EXERCISE DETAILS >> Exclude images, then output the remaining data verbatim.

------------------------------

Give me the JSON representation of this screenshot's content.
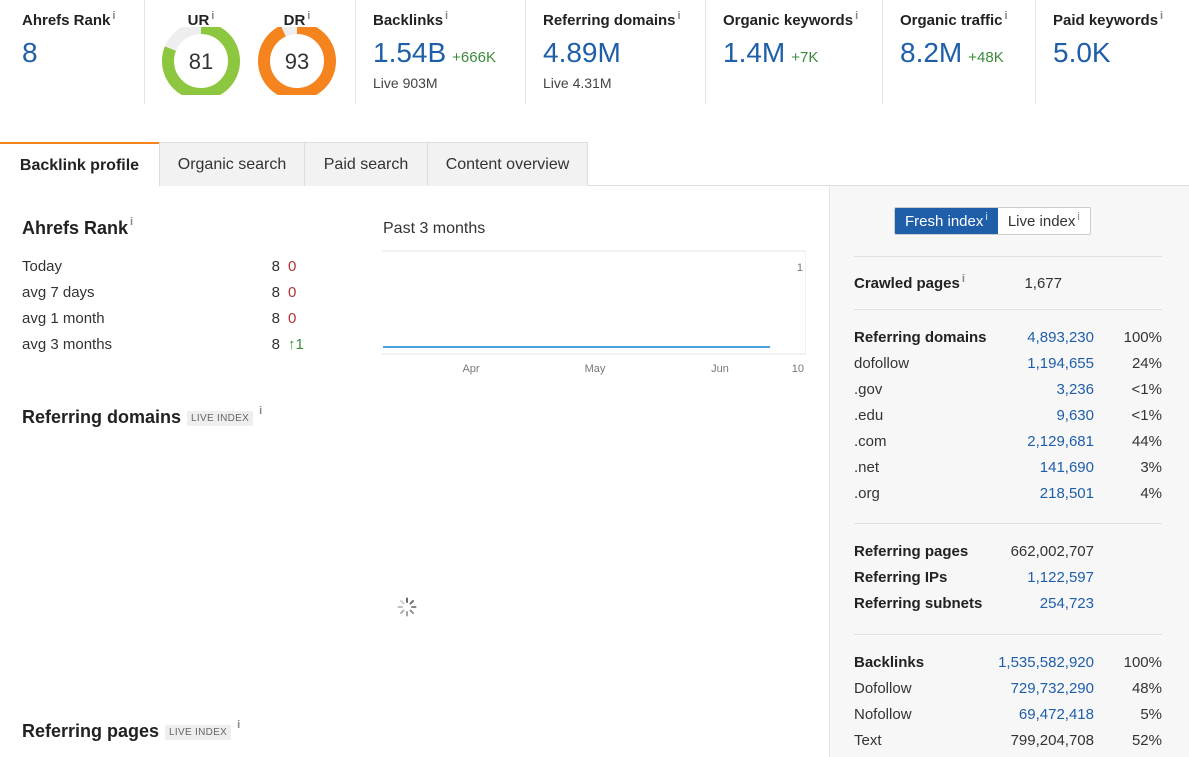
{
  "metrics": {
    "ahrefs_rank": {
      "label": "Ahrefs Rank",
      "value": "8"
    },
    "ur": {
      "label": "UR",
      "value": "81",
      "score": 81,
      "color": "#8dc63f"
    },
    "dr": {
      "label": "DR",
      "value": "93",
      "score": 93,
      "color": "#f5841f"
    },
    "backlinks": {
      "label": "Backlinks",
      "value": "1.54B",
      "delta": "+666K",
      "sub": "Live 903M"
    },
    "referring_domains": {
      "label": "Referring domains",
      "value": "4.89M",
      "sub": "Live 4.31M"
    },
    "organic_keywords": {
      "label": "Organic keywords",
      "value": "1.4M",
      "delta": "+7K"
    },
    "organic_traffic": {
      "label": "Organic traffic",
      "value": "8.2M",
      "delta": "+48K"
    },
    "paid_keywords": {
      "label": "Paid keywords",
      "value": "5.0K"
    },
    "info_glyph": "i"
  },
  "tabs": [
    "Backlink profile",
    "Organic search",
    "Paid search",
    "Content overview"
  ],
  "ahrefs_rank_section": {
    "title": "Ahrefs Rank",
    "rows": [
      {
        "label": "Today",
        "value": "8",
        "delta": "0"
      },
      {
        "label": "avg 7 days",
        "value": "8",
        "delta": "0"
      },
      {
        "label": "avg 1 month",
        "value": "8",
        "delta": "0"
      },
      {
        "label": "avg 3 months",
        "value": "8",
        "delta": "↑1"
      }
    ]
  },
  "chart_data": {
    "type": "line",
    "title": "Past 3 months",
    "x_ticks": [
      "Apr",
      "May",
      "Jun"
    ],
    "y_ticks": [
      "1",
      "10"
    ],
    "series": [
      {
        "values": [
          8,
          8,
          8,
          8,
          8,
          8,
          8,
          8,
          8,
          8,
          8,
          8,
          8
        ]
      }
    ],
    "color": "#4aa3df"
  },
  "referring_domains_section": {
    "title": "Referring domains",
    "badge": "LIVE INDEX"
  },
  "referring_pages_section": {
    "title": "Referring pages",
    "badge": "LIVE INDEX"
  },
  "right_panel": {
    "toggle": {
      "fresh": "Fresh index",
      "live": "Live index"
    },
    "crawled": {
      "label": "Crawled pages",
      "value": "1,677"
    },
    "ref_domains": [
      {
        "label": "Referring domains",
        "value": "4,893,230",
        "pct": "100%",
        "bold": true
      },
      {
        "label": "dofollow",
        "value": "1,194,655",
        "pct": "24%"
      },
      {
        "label": ".gov",
        "value": "3,236",
        "pct": "<1%"
      },
      {
        "label": ".edu",
        "value": "9,630",
        "pct": "<1%"
      },
      {
        "label": ".com",
        "value": "2,129,681",
        "pct": "44%"
      },
      {
        "label": ".net",
        "value": "141,690",
        "pct": "3%"
      },
      {
        "label": ".org",
        "value": "218,501",
        "pct": "4%"
      }
    ],
    "ref_pages": [
      {
        "label": "Referring pages",
        "value": "662,002,707",
        "link": false
      },
      {
        "label": "Referring IPs",
        "value": "1,122,597",
        "link": true
      },
      {
        "label": "Referring subnets",
        "value": "254,723",
        "link": true
      }
    ],
    "backlinks": [
      {
        "label": "Backlinks",
        "value": "1,535,582,920",
        "pct": "100%",
        "bold": true,
        "link": true
      },
      {
        "label": "Dofollow",
        "value": "729,732,290",
        "pct": "48%",
        "link": true
      },
      {
        "label": "Nofollow",
        "value": "69,472,418",
        "pct": "5%",
        "link": true
      },
      {
        "label": "Text",
        "value": "799,204,708",
        "pct": "52%",
        "link": false
      }
    ]
  }
}
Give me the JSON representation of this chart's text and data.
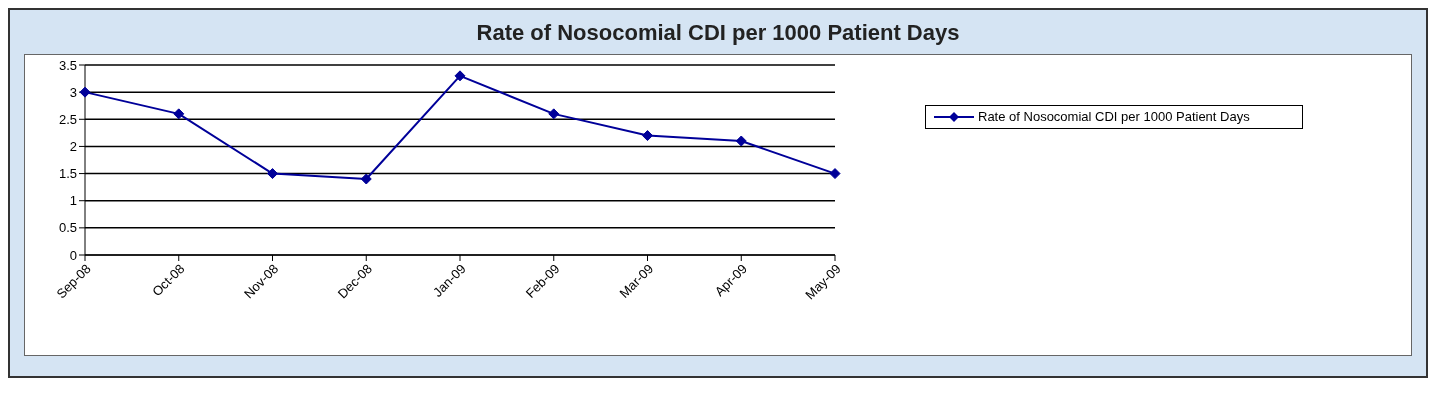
{
  "chart_data": {
    "type": "line",
    "title": "Rate of Nosocomial CDI per 1000 Patient Days",
    "categories": [
      "Sep-08",
      "Oct-08",
      "Nov-08",
      "Dec-08",
      "Jan-09",
      "Feb-09",
      "Mar-09",
      "Apr-09",
      "May-09"
    ],
    "series": [
      {
        "name": "Rate of Nosocomial CDI per 1000 Patient Days",
        "color": "#000099",
        "values": [
          3,
          2.6,
          1.5,
          1.4,
          3.3,
          2.6,
          2.2,
          2.1,
          1.5
        ]
      }
    ],
    "ylim": [
      0,
      3.5
    ],
    "yticks": [
      0,
      0.5,
      1,
      1.5,
      2,
      2.5,
      3,
      3.5
    ],
    "grid": "y",
    "legend": "right",
    "marker": "diamond",
    "line_style": "solid"
  }
}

------------------------------

SOLUTION >>
Give me the JSON representation of this screenshot's content.
{
  "metrics": {
    "ahrefs_rank": {
      "label": "Ahrefs Rank",
      "value": "8"
    },
    "ur": {
      "label": "UR",
      "value": "81",
      "score": 81,
      "color": "#8dc63f"
    },
    "dr": {
      "label": "DR",
      "value": "93",
      "score": 93,
      "color": "#f5841f"
    },
    "backlinks": {
      "label": "Backlinks",
      "value": "1.54B",
      "delta": "+666K",
      "sub": "Live 903M"
    },
    "referring_domains": {
      "label": "Referring domains",
      "value": "4.89M",
      "sub": "Live 4.31M"
    },
    "organic_keywords": {
      "label": "Organic keywords",
      "value": "1.4M",
      "delta": "+7K"
    },
    "organic_traffic": {
      "label": "Organic traffic",
      "value": "8.2M",
      "delta": "+48K"
    },
    "paid_keywords": {
      "label": "Paid keywords",
      "value": "5.0K"
    },
    "info_glyph": "i"
  },
  "tabs": [
    "Backlink profile",
    "Organic search",
    "Paid search",
    "Content overview"
  ],
  "ahrefs_rank_section": {
    "title": "Ahrefs Rank",
    "rows": [
      {
        "label": "Today",
        "value": "8",
        "delta": "0"
      },
      {
        "label": "avg 7 days",
        "value": "8",
        "delta": "0"
      },
      {
        "label": "avg 1 month",
        "value": "8",
        "delta": "0"
      },
      {
        "label": "avg 3 months",
        "value": "8",
        "delta": "↑1"
      }
    ]
  },
  "chart_data": {
    "type": "line",
    "title": "Past 3 months",
    "x_ticks": [
      "Apr",
      "May",
      "Jun"
    ],
    "y_ticks": [
      "1",
      "10"
    ],
    "series": [
      {
        "values": [
          8,
          8,
          8,
          8,
          8,
          8,
          8,
          8,
          8,
          8,
          8,
          8,
          8
        ]
      }
    ],
    "color": "#4aa3df"
  },
  "referring_domains_section": {
    "title": "Referring domains",
    "badge": "LIVE INDEX"
  },
  "referring_pages_section": {
    "title": "Referring pages",
    "badge": "LIVE INDEX"
  },
  "right_panel": {
    "toggle": {
      "fresh": "Fresh index",
      "live": "Live index"
    },
    "crawled": {
      "label": "Crawled pages",
      "value": "1,677"
    },
    "ref_domains": [
      {
        "label": "Referring domains",
        "value": "4,893,230",
        "pct": "100%",
        "bold": true
      },
      {
        "label": "dofollow",
        "value": "1,194,655",
        "pct": "24%"
      },
      {
        "label": ".gov",
        "value": "3,236",
        "pct": "<1%"
      },
      {
        "label": ".edu",
        "value": "9,630",
        "pct": "<1%"
      },
      {
        "label": ".com",
        "value": "2,129,681",
        "pct": "44%"
      },
      {
        "label": ".net",
        "value": "141,690",
        "pct": "3%"
      },
      {
        "label": ".org",
        "value": "218,501",
        "pct": "4%"
      }
    ],
    "ref_pages": [
      {
        "label": "Referring pages",
        "value": "662,002,707",
        "link": false
      },
      {
        "label": "Referring IPs",
        "value": "1,122,597",
        "link": true
      },
      {
        "label": "Referring subnets",
        "value": "254,723",
        "link": true
      }
    ],
    "backlinks": [
      {
        "label": "Backlinks",
        "value": "1,535,582,920",
        "pct": "100%",
        "bold": true,
        "link": true
      },
      {
        "label": "Dofollow",
        "value": "729,732,290",
        "pct": "48%",
        "link": true
      },
      {
        "label": "Nofollow",
        "value": "69,472,418",
        "pct": "5%",
        "link": true
      },
      {
        "label": "Text",
        "value": "799,204,708",
        "pct": "52%",
        "link": false
      }
    ]
  }
}
Give me the JSON representation of this chart's text and data.
{
  "chart_data": {
    "type": "line",
    "title": "Rate of Nosocomial CDI per 1000 Patient Days",
    "categories": [
      "Sep-08",
      "Oct-08",
      "Nov-08",
      "Dec-08",
      "Jan-09",
      "Feb-09",
      "Mar-09",
      "Apr-09",
      "May-09"
    ],
    "series": [
      {
        "name": "Rate of Nosocomial CDI per 1000 Patient Days",
        "color": "#000099",
        "values": [
          3,
          2.6,
          1.5,
          1.4,
          3.3,
          2.6,
          2.2,
          2.1,
          1.5
        ]
      }
    ],
    "ylim": [
      0,
      3.5
    ],
    "yticks": [
      0,
      0.5,
      1,
      1.5,
      2,
      2.5,
      3,
      3.5
    ],
    "grid": "y",
    "legend": "right",
    "marker": "diamond",
    "line_style": "solid"
  }
}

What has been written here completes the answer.